* AIM: Identify and pull out each line of the entries in which "TRABAJO" occurs.

* EXTRACTED DATA:
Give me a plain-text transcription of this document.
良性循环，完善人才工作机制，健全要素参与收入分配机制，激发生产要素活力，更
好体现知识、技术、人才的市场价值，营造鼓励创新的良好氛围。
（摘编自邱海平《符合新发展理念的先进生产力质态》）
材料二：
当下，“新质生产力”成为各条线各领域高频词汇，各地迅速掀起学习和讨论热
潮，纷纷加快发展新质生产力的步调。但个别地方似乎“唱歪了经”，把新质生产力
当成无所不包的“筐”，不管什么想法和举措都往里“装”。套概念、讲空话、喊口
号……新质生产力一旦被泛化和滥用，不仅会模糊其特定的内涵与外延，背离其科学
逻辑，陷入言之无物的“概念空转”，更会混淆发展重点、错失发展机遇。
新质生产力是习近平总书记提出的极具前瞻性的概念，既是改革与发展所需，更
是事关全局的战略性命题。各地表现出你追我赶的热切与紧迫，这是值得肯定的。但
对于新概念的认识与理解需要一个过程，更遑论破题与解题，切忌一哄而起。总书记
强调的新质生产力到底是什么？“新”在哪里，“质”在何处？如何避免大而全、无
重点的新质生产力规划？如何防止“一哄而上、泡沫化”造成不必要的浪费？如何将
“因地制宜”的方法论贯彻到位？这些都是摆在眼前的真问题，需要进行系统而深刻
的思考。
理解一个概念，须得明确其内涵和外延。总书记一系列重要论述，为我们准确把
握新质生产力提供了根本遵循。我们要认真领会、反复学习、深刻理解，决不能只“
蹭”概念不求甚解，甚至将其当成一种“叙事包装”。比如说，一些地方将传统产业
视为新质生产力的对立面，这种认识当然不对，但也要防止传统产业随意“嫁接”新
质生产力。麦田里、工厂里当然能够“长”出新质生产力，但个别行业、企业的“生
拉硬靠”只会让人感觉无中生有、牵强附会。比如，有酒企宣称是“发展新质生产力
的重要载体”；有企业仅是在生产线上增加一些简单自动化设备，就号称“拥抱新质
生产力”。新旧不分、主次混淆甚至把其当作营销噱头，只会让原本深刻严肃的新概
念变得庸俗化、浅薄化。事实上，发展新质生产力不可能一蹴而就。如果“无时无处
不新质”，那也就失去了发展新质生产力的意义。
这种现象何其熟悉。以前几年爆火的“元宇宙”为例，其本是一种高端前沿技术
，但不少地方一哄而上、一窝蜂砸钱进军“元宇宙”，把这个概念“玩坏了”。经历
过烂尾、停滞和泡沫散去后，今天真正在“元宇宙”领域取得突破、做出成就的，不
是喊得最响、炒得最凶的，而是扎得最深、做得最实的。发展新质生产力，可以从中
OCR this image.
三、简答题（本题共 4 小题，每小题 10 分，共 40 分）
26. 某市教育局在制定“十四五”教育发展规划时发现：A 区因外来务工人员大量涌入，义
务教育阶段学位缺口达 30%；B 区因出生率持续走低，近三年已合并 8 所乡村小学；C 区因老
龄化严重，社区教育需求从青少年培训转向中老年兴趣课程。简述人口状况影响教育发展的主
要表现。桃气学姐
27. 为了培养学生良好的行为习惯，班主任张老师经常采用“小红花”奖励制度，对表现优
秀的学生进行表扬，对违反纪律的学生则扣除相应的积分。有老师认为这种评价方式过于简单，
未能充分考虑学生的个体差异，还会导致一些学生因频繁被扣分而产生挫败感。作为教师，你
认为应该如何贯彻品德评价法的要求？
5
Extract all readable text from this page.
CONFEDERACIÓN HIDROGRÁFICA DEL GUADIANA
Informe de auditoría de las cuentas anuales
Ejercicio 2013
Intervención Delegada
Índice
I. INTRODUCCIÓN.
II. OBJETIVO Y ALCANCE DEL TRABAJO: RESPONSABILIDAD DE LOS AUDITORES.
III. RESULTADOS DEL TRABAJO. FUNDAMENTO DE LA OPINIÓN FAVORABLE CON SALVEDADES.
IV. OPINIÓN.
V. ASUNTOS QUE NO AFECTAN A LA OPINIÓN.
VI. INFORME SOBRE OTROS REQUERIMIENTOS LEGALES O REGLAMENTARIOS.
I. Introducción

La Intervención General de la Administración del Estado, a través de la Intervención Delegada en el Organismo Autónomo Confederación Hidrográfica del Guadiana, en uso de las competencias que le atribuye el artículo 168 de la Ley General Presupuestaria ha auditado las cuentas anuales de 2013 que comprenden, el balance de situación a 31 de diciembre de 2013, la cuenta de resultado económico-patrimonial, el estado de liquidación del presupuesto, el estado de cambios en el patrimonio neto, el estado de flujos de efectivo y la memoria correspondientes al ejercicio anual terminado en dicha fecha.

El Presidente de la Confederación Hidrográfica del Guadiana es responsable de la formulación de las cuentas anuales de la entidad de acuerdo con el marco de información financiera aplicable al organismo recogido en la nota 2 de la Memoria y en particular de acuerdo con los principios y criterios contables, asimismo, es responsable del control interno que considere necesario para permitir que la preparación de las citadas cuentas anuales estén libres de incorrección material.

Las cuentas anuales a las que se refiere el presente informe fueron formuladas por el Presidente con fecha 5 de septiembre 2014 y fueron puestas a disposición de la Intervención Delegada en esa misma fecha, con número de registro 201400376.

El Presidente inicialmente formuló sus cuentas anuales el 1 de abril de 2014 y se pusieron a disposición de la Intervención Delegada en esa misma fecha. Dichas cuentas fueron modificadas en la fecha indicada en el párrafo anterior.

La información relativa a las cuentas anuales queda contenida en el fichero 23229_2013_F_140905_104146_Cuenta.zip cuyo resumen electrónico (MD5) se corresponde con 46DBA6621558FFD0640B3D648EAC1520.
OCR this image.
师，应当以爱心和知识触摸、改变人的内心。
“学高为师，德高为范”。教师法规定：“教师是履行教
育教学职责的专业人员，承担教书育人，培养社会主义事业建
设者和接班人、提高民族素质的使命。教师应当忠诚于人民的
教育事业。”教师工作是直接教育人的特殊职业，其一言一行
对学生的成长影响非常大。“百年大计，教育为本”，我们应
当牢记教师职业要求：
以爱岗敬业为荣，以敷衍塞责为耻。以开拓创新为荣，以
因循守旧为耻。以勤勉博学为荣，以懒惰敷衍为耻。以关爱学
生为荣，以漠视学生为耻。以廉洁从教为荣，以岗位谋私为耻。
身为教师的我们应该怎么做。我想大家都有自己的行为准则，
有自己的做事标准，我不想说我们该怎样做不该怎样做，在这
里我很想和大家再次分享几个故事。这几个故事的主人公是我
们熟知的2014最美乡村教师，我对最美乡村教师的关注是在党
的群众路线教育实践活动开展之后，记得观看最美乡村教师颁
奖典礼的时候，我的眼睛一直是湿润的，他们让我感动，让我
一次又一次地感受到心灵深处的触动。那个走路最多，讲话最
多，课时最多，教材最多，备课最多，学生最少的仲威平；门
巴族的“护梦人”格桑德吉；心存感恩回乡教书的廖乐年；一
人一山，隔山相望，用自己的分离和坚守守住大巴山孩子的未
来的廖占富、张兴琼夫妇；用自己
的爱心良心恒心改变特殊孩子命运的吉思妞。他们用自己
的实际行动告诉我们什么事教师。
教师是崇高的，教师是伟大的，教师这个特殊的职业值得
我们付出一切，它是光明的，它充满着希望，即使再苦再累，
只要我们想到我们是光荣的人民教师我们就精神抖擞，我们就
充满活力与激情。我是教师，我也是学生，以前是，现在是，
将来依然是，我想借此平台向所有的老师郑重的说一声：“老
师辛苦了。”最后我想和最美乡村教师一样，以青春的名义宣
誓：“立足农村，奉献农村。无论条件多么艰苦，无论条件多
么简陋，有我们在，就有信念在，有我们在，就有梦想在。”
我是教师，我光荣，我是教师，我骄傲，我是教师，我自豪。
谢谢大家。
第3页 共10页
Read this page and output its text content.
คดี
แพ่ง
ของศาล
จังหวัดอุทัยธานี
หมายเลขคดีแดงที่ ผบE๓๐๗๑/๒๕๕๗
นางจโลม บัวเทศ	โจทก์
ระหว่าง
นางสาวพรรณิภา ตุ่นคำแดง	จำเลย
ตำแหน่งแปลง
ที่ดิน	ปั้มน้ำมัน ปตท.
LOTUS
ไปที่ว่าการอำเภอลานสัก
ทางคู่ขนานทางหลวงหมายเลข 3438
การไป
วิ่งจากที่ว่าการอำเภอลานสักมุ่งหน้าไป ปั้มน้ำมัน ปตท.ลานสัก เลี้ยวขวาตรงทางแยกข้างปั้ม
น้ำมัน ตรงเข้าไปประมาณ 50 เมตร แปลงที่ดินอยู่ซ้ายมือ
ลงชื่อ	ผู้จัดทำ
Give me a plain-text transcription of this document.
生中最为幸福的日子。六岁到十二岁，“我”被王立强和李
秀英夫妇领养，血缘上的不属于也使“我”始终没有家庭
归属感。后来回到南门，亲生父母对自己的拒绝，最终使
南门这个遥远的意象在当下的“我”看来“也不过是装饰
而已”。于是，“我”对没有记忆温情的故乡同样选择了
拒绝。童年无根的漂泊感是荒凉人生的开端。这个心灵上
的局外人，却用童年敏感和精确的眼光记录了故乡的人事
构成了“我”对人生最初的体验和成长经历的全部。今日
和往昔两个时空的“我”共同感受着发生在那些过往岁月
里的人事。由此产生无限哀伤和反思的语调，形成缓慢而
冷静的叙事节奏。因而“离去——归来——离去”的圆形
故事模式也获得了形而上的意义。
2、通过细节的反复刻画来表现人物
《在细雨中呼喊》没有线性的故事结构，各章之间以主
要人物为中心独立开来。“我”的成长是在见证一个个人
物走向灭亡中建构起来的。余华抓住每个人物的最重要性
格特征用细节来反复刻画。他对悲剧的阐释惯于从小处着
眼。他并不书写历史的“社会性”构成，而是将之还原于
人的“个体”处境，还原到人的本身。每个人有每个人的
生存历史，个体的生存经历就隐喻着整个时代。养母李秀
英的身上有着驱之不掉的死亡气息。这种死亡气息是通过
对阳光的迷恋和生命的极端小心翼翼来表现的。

* OUTPUT FOR THIS TASK:
II. OBJETIVO Y ALCANCE DEL TRABAJO: RESPONSABILIDAD DE LOS AUDITORES.
III. RESULTADOS DEL TRABAJO. FUNDAMENTO DE LA OPINIÓN FAVORABLE CON SALVEDADES.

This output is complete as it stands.